--- begin Data supplied ---

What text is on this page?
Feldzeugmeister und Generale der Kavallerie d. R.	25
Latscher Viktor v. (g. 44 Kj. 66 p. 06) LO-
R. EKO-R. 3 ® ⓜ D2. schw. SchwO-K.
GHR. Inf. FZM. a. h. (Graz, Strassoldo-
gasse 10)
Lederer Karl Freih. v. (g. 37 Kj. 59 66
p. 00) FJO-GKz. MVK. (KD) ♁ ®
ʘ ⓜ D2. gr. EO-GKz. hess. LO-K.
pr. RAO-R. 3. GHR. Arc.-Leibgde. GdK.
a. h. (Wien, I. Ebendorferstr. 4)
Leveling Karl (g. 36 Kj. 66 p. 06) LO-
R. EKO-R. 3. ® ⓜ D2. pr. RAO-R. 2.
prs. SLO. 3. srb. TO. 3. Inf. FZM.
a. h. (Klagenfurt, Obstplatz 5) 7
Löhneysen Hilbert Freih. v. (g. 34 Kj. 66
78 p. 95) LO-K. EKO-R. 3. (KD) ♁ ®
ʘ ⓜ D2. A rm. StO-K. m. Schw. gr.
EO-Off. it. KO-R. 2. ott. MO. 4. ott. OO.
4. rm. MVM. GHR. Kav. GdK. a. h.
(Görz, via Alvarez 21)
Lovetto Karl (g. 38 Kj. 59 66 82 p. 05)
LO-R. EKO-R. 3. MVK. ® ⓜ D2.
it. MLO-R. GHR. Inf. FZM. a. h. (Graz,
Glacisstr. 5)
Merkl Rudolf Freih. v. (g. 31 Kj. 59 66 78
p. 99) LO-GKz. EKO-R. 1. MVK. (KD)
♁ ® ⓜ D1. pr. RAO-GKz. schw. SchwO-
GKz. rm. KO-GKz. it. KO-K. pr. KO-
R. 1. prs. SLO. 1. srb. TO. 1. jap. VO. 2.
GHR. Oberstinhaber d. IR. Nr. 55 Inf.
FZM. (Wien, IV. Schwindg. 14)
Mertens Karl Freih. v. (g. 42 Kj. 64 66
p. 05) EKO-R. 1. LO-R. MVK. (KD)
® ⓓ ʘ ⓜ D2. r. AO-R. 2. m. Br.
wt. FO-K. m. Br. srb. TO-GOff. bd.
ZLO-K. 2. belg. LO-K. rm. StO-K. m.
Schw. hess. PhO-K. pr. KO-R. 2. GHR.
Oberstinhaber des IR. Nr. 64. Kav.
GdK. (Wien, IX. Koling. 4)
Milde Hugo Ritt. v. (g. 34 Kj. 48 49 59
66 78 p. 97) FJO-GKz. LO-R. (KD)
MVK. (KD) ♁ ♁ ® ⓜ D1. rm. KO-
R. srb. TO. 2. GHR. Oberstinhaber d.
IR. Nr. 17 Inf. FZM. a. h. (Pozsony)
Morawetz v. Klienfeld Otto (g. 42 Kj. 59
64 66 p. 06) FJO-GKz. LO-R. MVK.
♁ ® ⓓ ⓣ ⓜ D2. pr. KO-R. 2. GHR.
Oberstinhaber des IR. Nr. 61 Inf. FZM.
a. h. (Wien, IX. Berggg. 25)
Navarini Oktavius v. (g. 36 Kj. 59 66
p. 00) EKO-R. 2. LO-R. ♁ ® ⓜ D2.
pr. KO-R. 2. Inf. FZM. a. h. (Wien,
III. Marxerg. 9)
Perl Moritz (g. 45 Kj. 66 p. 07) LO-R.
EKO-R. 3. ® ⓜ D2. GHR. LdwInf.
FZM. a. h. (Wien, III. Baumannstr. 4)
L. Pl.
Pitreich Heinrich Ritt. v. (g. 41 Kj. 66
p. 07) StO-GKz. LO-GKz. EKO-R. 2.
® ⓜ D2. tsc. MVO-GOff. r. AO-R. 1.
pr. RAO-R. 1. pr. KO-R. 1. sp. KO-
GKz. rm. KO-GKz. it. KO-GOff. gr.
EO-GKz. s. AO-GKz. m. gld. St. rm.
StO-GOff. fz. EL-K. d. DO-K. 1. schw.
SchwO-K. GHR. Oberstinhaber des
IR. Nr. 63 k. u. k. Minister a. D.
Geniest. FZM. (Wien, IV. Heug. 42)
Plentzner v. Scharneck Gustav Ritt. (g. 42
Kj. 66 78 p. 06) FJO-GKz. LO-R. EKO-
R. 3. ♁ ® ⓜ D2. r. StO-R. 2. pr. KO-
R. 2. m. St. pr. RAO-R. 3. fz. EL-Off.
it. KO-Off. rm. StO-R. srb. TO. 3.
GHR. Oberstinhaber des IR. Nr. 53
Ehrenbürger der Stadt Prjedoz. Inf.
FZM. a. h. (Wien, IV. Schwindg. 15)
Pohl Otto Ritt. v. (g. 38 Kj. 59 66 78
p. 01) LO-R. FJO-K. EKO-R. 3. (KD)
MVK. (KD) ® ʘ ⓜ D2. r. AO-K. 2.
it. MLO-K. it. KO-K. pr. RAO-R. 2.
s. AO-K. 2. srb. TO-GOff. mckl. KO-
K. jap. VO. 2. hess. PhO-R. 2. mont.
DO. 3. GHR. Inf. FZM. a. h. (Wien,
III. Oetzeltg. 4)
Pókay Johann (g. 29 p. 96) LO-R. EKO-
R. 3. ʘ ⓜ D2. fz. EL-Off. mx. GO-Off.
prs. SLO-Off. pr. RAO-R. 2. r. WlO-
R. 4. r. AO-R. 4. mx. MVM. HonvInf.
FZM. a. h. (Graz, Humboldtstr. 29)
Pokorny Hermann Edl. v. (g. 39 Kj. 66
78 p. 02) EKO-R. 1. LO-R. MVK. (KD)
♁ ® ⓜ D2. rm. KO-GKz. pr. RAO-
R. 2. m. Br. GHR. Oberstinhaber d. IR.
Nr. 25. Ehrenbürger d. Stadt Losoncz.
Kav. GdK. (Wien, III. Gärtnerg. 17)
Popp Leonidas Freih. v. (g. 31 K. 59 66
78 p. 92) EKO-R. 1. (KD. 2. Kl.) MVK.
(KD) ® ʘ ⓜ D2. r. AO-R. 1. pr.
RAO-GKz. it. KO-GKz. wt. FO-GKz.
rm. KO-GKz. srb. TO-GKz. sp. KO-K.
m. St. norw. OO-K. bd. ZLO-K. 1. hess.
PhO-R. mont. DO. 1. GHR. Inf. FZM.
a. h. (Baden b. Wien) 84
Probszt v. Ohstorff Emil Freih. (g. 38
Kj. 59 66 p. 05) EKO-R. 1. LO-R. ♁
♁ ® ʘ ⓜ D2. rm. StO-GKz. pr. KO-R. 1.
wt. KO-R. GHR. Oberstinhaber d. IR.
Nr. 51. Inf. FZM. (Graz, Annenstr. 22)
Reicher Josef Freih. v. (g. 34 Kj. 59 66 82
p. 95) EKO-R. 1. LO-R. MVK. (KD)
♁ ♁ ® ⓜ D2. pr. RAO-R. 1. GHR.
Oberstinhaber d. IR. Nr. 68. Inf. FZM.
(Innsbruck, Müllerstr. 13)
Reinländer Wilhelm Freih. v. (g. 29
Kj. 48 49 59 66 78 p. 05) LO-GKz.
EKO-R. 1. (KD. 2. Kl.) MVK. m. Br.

--- end Data supplied ---

## [Given request]
Return what is listed above, exactly and completely.

## [Output]
What text is on this page?
Feldzeugmeister und Generale der Kavallerie d. R.	25
Latscher Viktor v. (g. 44 Kj. 66 p. 06) LO-
R. EKO-R. 3 ® ⓜ D2. schw. SchwO-K.
GHR. Inf. FZM. a. h. (Graz, Strassoldo-
gasse 10)
Lederer Karl Freih. v. (g. 37 Kj. 59 66
p. 00) FJO-GKz. MVK. (KD) ♁ ®
ʘ ⓜ D2. gr. EO-GKz. hess. LO-K.
pr. RAO-R. 3. GHR. Arc.-Leibgde. GdK.
a. h. (Wien, I. Ebendorferstr. 4)
Leveling Karl (g. 36 Kj. 66 p. 06) LO-
R. EKO-R. 3. ® ⓜ D2. pr. RAO-R. 2.
prs. SLO. 3. srb. TO. 3. Inf. FZM.
a. h. (Klagenfurt, Obstplatz 5) 7
Löhneysen Hilbert Freih. v. (g. 34 Kj. 66
78 p. 95) LO-K. EKO-R. 3. (KD) ♁ ®
ʘ ⓜ D2. A rm. StO-K. m. Schw. gr.
EO-Off. it. KO-R. 2. ott. MO. 4. ott. OO.
4. rm. MVM. GHR. Kav. GdK. a. h.
(Görz, via Alvarez 21)
Lovetto Karl (g. 38 Kj. 59 66 82 p. 05)
LO-R. EKO-R. 3. MVK. ® ⓜ D2.
it. MLO-R. GHR. Inf. FZM. a. h. (Graz,
Glacisstr. 5)
Merkl Rudolf Freih. v. (g. 31 Kj. 59 66 78
p. 99) LO-GKz. EKO-R. 1. MVK. (KD)
♁ ® ⓜ D1. pr. RAO-GKz. schw. SchwO-
GKz. rm. KO-GKz. it. KO-K. pr. KO-
R. 1. prs. SLO. 1. srb. TO. 1. jap. VO. 2.
GHR. Oberstinhaber d. IR. Nr. 55 Inf.
FZM. (Wien, IV. Schwindg. 14)
Mertens Karl Freih. v. (g. 42 Kj. 64 66
p. 05) EKO-R. 1. LO-R. MVK. (KD)
® ⓓ ʘ ⓜ D2. r. AO-R. 2. m. Br.
wt. FO-K. m. Br. srb. TO-GOff. bd.
ZLO-K. 2. belg. LO-K. rm. StO-K. m.
Schw. hess. PhO-K. pr. KO-R. 2. GHR.
Oberstinhaber des IR. Nr. 64. Kav.
GdK. (Wien, IX. Koling. 4)
Milde Hugo Ritt. v. (g. 34 Kj. 48 49 59
66 78 p. 97) FJO-GKz. LO-R. (KD)
MVK. (KD) ♁ ♁ ® ⓜ D1. rm. KO-
R. srb. TO. 2. GHR. Oberstinhaber d.
IR. Nr. 17 Inf. FZM. a. h. (Pozsony)
Morawetz v. Klienfeld Otto (g. 42 Kj. 59
64 66 p. 06) FJO-GKz. LO-R. MVK.
♁ ® ⓓ ⓣ ⓜ D2. pr. KO-R. 2. GHR.
Oberstinhaber des IR. Nr. 61 Inf. FZM.
a. h. (Wien, IX. Berggg. 25)
Navarini Oktavius v. (g. 36 Kj. 59 66
p. 00) EKO-R. 2. LO-R. ♁ ® ⓜ D2.
pr. KO-R. 2. Inf. FZM. a. h. (Wien,
III. Marxerg. 9)
Perl Moritz (g. 45 Kj. 66 p. 07) LO-R.
EKO-R. 3. ® ⓜ D2. GHR. LdwInf.
FZM. a. h. (Wien, III. Baumannstr. 4)
L. Pl.
Pitreich Heinrich Ritt. v. (g. 41 Kj. 66
p. 07) StO-GKz. LO-GKz. EKO-R. 2.
® ⓜ D2. tsc. MVO-GOff. r. AO-R. 1.
pr. RAO-R. 1. pr. KO-R. 1. sp. KO-
GKz. rm. KO-GKz. it. KO-GOff. gr.
EO-GKz. s. AO-GKz. m. gld. St. rm.
StO-GOff. fz. EL-K. d. DO-K. 1. schw.
SchwO-K. GHR. Oberstinhaber des
IR. Nr. 63 k. u. k. Minister a. D.
Geniest. FZM. (Wien, IV. Heug. 42)
Plentzner v. Scharneck Gustav Ritt. (g. 42
Kj. 66 78 p. 06) FJO-GKz. LO-R. EKO-
R. 3. ♁ ® ⓜ D2. r. StO-R. 2. pr. KO-
R. 2. m. St. pr. RAO-R. 3. fz. EL-Off.
it. KO-Off. rm. StO-R. srb. TO. 3.
GHR. Oberstinhaber des IR. Nr. 53
Ehrenbürger der Stadt Prjedoz. Inf.
FZM. a. h. (Wien, IV. Schwindg. 15)
Pohl Otto Ritt. v. (g. 38 Kj. 59 66 78
p. 01) LO-R. FJO-K. EKO-R. 3. (KD)
MVK. (KD) ® ʘ ⓜ D2. r. AO-K. 2.
it. MLO-K. it. KO-K. pr. RAO-R. 2.
s. AO-K. 2. srb. TO-GOff. mckl. KO-
K. jap. VO. 2. hess. PhO-R. 2. mont.
DO. 3. GHR. Inf. FZM. a. h. (Wien,
III. Oetzeltg. 4)
Pókay Johann (g. 29 p. 96) LO-R. EKO-
R. 3. ʘ ⓜ D2. fz. EL-Off. mx. GO-Off.
prs. SLO-Off. pr. RAO-R. 2. r. WlO-
R. 4. r. AO-R. 4. mx. MVM. HonvInf.
FZM. a. h. (Graz, Humboldtstr. 29)
Pokorny Hermann Edl. v. (g. 39 Kj. 66
78 p. 02) EKO-R. 1. LO-R. MVK. (KD)
♁ ® ⓜ D2. rm. KO-GKz. pr. RAO-
R. 2. m. Br. GHR. Oberstinhaber d. IR.
Nr. 25. Ehrenbürger d. Stadt Losoncz.
Kav. GdK. (Wien, III. Gärtnerg. 17)
Popp Leonidas Freih. v. (g. 31 K. 59 66
78 p. 92) EKO-R. 1. (KD. 2. Kl.) MVK.
(KD) ® ʘ ⓜ D2. r. AO-R. 1. pr.
RAO-GKz. it. KO-GKz. wt. FO-GKz.
rm. KO-GKz. srb. TO-GKz. sp. KO-K.
m. St. norw. OO-K. bd. ZLO-K. 1. hess.
PhO-R. mont. DO. 1. GHR. Inf. FZM.
a. h. (Baden b. Wien) 84
Probszt v. Ohstorff Emil Freih. (g. 38
Kj. 59 66 p. 05) EKO-R. 1. LO-R. ♁
♁ ® ʘ ⓜ D2. rm. StO-GKz. pr. KO-R. 1.
wt. KO-R. GHR. Oberstinhaber d. IR.
Nr. 51. Inf. FZM. (Graz, Annenstr. 22)
Reicher Josef Freih. v. (g. 34 Kj. 59 66 82
p. 95) EKO-R. 1. LO-R. MVK. (KD)
♁ ♁ ® ⓜ D2. pr. RAO-R. 1. GHR.
Oberstinhaber d. IR. Nr. 68. Inf. FZM.
(Innsbruck, Müllerstr. 13)
Reinländer Wilhelm Freih. v. (g. 29
Kj. 48 49 59 66 78 p. 05) LO-GKz.
EKO-R. 1. (KD. 2. Kl.) MVK. m. Br.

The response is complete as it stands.